Written instruction: Give back every line exactly as it appears, pictures excluded.

Records supplied:
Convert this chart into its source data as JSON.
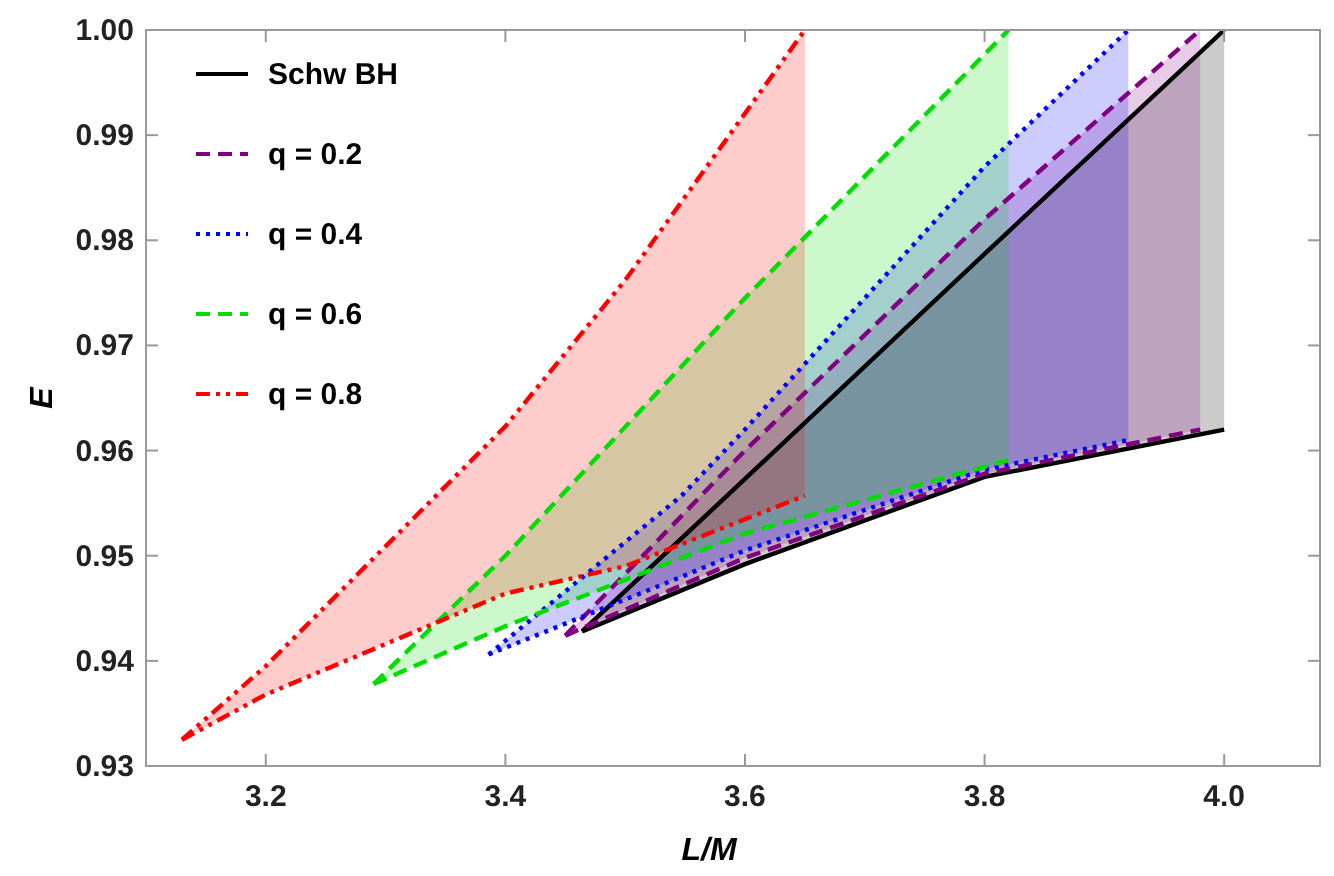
{
  "chart_data": {
    "type": "line",
    "xlabel": "L/M",
    "ylabel": "E",
    "xlim": [
      3.1,
      4.08
    ],
    "ylim": [
      0.93,
      1.0
    ],
    "xticks": [
      3.2,
      3.4,
      3.6,
      3.8,
      {
        "value": 4.0,
        "label": "4.0"
      }
    ],
    "yticks": [
      0.93,
      0.94,
      0.95,
      0.96,
      0.97,
      0.98,
      0.99,
      {
        "value": 1.0,
        "label": "1.00"
      }
    ],
    "grid": false,
    "legend": "top left",
    "marker": "none",
    "series": [
      {
        "name": "Schw BH",
        "color": "#000000",
        "line_style": "solid",
        "x": [
          3.464,
          3.6,
          3.8,
          4.0
        ],
        "values": [
          0.9428,
          0.9573,
          0.9787,
          1.0
        ],
        "upper": [
          0.9428,
          0.9573,
          0.9787,
          1.0
        ],
        "lower": [
          0.9428,
          0.9492,
          0.9575,
          0.962
        ]
      },
      {
        "color": "#000000",
        "line_style": "solid",
        "x": [
          3.464,
          3.6,
          3.8,
          4.0
        ],
        "values": [
          0.9428,
          0.9492,
          0.9575,
          0.962
        ]
      },
      {
        "name": "q = 0.2",
        "color": "#800080",
        "line_style": "dashed",
        "x": [
          3.45,
          3.6,
          3.8,
          3.98
        ],
        "values": [
          0.9424,
          0.96,
          0.982,
          1.0
        ],
        "upper": [
          0.9424,
          0.96,
          0.982,
          1.0
        ],
        "lower": [
          0.9424,
          0.9498,
          0.9578,
          0.962
        ]
      },
      {
        "color": "#800080",
        "line_style": "dashed",
        "x": [
          3.45,
          3.6,
          3.8,
          3.98
        ],
        "values": [
          0.9424,
          0.9498,
          0.9578,
          0.962
        ]
      },
      {
        "name": "q = 0.4",
        "color": "#0000ff",
        "line_style": "dotted",
        "x": [
          3.386,
          3.547,
          3.6,
          3.8,
          3.92
        ],
        "values": [
          0.9406,
          0.9557,
          0.962,
          0.987,
          1.0
        ],
        "upper": [
          0.9406,
          0.9557,
          0.962,
          0.987,
          1.0
        ],
        "lower": [
          0.9406,
          0.948,
          0.9505,
          0.9582,
          0.961
        ]
      },
      {
        "color": "#0000ff",
        "line_style": "dotted",
        "x": [
          3.386,
          3.547,
          3.6,
          3.8,
          3.92
        ],
        "values": [
          0.9406,
          0.948,
          0.9505,
          0.9582,
          0.961
        ]
      },
      {
        "name": "q = 0.6",
        "color": "#00dd00",
        "line_style": "dashed",
        "x": [
          3.29,
          3.4,
          3.6,
          3.82
        ],
        "values": [
          0.9378,
          0.95,
          0.9745,
          1.0
        ],
        "upper": [
          0.9378,
          0.95,
          0.9745,
          1.0
        ],
        "lower": [
          0.9378,
          0.9433,
          0.9521,
          0.9591
        ]
      },
      {
        "color": "#00dd00",
        "line_style": "dashed",
        "x": [
          3.29,
          3.4,
          3.6,
          3.82
        ],
        "values": [
          0.9378,
          0.9433,
          0.9521,
          0.9591
        ]
      },
      {
        "name": "q = 0.8",
        "color": "#ff0000",
        "line_style": "dashdot",
        "x": [
          3.13,
          3.2,
          3.4,
          3.5,
          3.65
        ],
        "values": [
          0.9325,
          0.9395,
          0.9623,
          0.9762,
          1.0
        ],
        "upper": [
          0.9325,
          0.9395,
          0.9623,
          0.9762,
          1.0
        ],
        "lower": [
          0.9325,
          0.9368,
          0.9464,
          0.949,
          0.9557
        ]
      },
      {
        "color": "#ff0000",
        "line_style": "dashdot",
        "x": [
          3.13,
          3.2,
          3.4,
          3.5,
          3.65
        ],
        "values": [
          0.9325,
          0.9368,
          0.9464,
          0.949,
          0.9557
        ]
      }
    ]
  }
}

Correct answer:
Convert this chart into its source data as JSON.
{
  "chart_data": {
    "type": "line",
    "xlabel": "L/M",
    "ylabel": "E",
    "xlim": [
      3.1,
      4.08
    ],
    "ylim": [
      0.93,
      1.0
    ],
    "xticks": [
      3.2,
      3.4,
      3.6,
      3.8,
      {
        "value": 4.0,
        "label": "4.0"
      }
    ],
    "yticks": [
      0.93,
      0.94,
      0.95,
      0.96,
      0.97,
      0.98,
      0.99,
      {
        "value": 1.0,
        "label": "1.00"
      }
    ],
    "grid": false,
    "legend": "top left",
    "marker": "none",
    "series": [
      {
        "name": "Schw BH",
        "color": "#000000",
        "line_style": "solid",
        "x": [
          3.464,
          3.6,
          3.8,
          4.0
        ],
        "values": [
          0.9428,
          0.9573,
          0.9787,
          1.0
        ],
        "upper": [
          0.9428,
          0.9573,
          0.9787,
          1.0
        ],
        "lower": [
          0.9428,
          0.9492,
          0.9575,
          0.962
        ]
      },
      {
        "color": "#000000",
        "line_style": "solid",
        "x": [
          3.464,
          3.6,
          3.8,
          4.0
        ],
        "values": [
          0.9428,
          0.9492,
          0.9575,
          0.962
        ]
      },
      {
        "name": "q = 0.2",
        "color": "#800080",
        "line_style": "dashed",
        "x": [
          3.45,
          3.6,
          3.8,
          3.98
        ],
        "values": [
          0.9424,
          0.96,
          0.982,
          1.0
        ],
        "upper": [
          0.9424,
          0.96,
          0.982,
          1.0
        ],
        "lower": [
          0.9424,
          0.9498,
          0.9578,
          0.962
        ]
      },
      {
        "color": "#800080",
        "line_style": "dashed",
        "x": [
          3.45,
          3.6,
          3.8,
          3.98
        ],
        "values": [
          0.9424,
          0.9498,
          0.9578,
          0.962
        ]
      },
      {
        "name": "q = 0.4",
        "color": "#0000ff",
        "line_style": "dotted",
        "x": [
          3.386,
          3.547,
          3.6,
          3.8,
          3.92
        ],
        "values": [
          0.9406,
          0.9557,
          0.962,
          0.987,
          1.0
        ],
        "upper": [
          0.9406,
          0.9557,
          0.962,
          0.987,
          1.0
        ],
        "lower": [
          0.9406,
          0.948,
          0.9505,
          0.9582,
          0.961
        ]
      },
      {
        "color": "#0000ff",
        "line_style": "dotted",
        "x": [
          3.386,
          3.547,
          3.6,
          3.8,
          3.92
        ],
        "values": [
          0.9406,
          0.948,
          0.9505,
          0.9582,
          0.961
        ]
      },
      {
        "name": "q = 0.6",
        "color": "#00dd00",
        "line_style": "dashed",
        "x": [
          3.29,
          3.4,
          3.6,
          3.82
        ],
        "values": [
          0.9378,
          0.95,
          0.9745,
          1.0
        ],
        "upper": [
          0.9378,
          0.95,
          0.9745,
          1.0
        ],
        "lower": [
          0.9378,
          0.9433,
          0.9521,
          0.9591
        ]
      },
      {
        "color": "#00dd00",
        "line_style": "dashed",
        "x": [
          3.29,
          3.4,
          3.6,
          3.82
        ],
        "values": [
          0.9378,
          0.9433,
          0.9521,
          0.9591
        ]
      },
      {
        "name": "q = 0.8",
        "color": "#ff0000",
        "line_style": "dashdot",
        "x": [
          3.13,
          3.2,
          3.4,
          3.5,
          3.65
        ],
        "values": [
          0.9325,
          0.9395,
          0.9623,
          0.9762,
          1.0
        ],
        "upper": [
          0.9325,
          0.9395,
          0.9623,
          0.9762,
          1.0
        ],
        "lower": [
          0.9325,
          0.9368,
          0.9464,
          0.949,
          0.9557
        ]
      },
      {
        "color": "#ff0000",
        "line_style": "dashdot",
        "x": [
          3.13,
          3.2,
          3.4,
          3.5,
          3.65
        ],
        "values": [
          0.9325,
          0.9368,
          0.9464,
          0.949,
          0.9557
        ]
      }
    ]
  }
}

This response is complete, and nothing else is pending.